THE REQUEST:
Show all lines from the data that include the word "Reconocerá".

DATA PROVIDED:
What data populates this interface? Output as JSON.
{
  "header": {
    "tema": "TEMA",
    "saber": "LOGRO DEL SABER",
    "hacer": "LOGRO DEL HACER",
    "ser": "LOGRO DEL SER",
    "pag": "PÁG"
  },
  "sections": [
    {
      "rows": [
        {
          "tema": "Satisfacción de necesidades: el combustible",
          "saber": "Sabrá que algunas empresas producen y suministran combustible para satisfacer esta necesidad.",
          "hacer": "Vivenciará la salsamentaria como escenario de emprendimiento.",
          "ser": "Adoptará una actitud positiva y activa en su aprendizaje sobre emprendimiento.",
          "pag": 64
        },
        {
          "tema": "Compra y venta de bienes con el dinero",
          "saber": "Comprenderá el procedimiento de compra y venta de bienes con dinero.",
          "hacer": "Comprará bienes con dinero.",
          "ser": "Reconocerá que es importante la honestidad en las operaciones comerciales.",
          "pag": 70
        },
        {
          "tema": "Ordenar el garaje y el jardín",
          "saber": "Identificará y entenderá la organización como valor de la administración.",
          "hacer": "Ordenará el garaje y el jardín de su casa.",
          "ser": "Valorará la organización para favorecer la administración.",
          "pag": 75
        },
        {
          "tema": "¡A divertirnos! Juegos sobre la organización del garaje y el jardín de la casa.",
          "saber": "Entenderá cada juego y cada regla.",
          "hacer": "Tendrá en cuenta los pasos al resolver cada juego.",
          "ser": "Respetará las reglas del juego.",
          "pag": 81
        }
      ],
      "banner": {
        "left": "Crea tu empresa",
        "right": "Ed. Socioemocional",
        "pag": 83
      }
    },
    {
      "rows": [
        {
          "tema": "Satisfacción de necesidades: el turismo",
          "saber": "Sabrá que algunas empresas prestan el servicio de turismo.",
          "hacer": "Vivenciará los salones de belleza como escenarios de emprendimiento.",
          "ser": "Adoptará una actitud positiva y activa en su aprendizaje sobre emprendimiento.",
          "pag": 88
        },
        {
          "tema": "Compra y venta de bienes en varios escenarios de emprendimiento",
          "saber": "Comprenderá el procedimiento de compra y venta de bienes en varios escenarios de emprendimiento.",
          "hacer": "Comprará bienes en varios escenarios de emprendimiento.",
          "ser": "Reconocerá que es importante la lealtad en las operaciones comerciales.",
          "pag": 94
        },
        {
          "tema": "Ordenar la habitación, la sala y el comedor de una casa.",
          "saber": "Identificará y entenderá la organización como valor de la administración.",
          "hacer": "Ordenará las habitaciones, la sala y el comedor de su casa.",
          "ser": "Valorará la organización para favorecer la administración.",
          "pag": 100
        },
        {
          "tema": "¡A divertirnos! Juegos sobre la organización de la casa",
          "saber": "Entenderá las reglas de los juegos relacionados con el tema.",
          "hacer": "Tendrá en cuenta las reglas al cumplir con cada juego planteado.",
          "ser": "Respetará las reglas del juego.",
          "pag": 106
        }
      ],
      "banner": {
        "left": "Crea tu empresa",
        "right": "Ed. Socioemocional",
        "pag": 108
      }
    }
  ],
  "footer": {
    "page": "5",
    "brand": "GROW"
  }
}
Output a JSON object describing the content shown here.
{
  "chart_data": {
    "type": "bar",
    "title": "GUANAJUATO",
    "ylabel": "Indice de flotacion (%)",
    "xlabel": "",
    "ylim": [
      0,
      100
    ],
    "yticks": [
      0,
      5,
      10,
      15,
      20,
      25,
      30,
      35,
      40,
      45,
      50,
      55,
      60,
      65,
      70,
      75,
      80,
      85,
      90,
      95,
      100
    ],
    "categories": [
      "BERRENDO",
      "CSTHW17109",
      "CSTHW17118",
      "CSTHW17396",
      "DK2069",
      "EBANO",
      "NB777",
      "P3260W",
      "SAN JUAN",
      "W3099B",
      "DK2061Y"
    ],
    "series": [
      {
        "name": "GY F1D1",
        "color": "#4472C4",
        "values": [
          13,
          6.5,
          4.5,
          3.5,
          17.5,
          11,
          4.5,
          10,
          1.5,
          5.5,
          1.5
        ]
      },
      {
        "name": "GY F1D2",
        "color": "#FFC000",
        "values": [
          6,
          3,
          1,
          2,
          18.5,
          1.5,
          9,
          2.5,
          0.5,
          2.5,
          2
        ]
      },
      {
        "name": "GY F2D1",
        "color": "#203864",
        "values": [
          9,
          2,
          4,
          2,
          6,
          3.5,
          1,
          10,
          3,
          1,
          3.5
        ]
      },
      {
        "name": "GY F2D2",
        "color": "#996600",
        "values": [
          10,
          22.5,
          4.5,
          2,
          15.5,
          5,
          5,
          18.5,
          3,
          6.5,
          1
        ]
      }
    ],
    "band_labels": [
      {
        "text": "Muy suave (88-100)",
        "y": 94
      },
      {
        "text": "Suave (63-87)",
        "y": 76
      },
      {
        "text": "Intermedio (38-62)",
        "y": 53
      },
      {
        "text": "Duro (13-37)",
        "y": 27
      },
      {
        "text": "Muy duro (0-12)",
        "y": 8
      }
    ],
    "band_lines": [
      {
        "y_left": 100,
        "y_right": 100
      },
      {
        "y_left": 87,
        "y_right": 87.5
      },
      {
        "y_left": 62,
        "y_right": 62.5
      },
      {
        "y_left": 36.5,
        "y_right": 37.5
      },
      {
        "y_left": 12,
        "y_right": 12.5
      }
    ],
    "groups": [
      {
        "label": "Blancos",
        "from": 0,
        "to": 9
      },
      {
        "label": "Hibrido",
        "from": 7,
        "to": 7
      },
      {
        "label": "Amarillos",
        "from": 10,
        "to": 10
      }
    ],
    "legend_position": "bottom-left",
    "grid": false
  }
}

FINAL RESULT:
          "ser": "Reconocerá que es importante la honestidad en las operaciones comerciales.",
          "ser": "Reconocerá que es importante la lealtad en las operaciones comerciales.",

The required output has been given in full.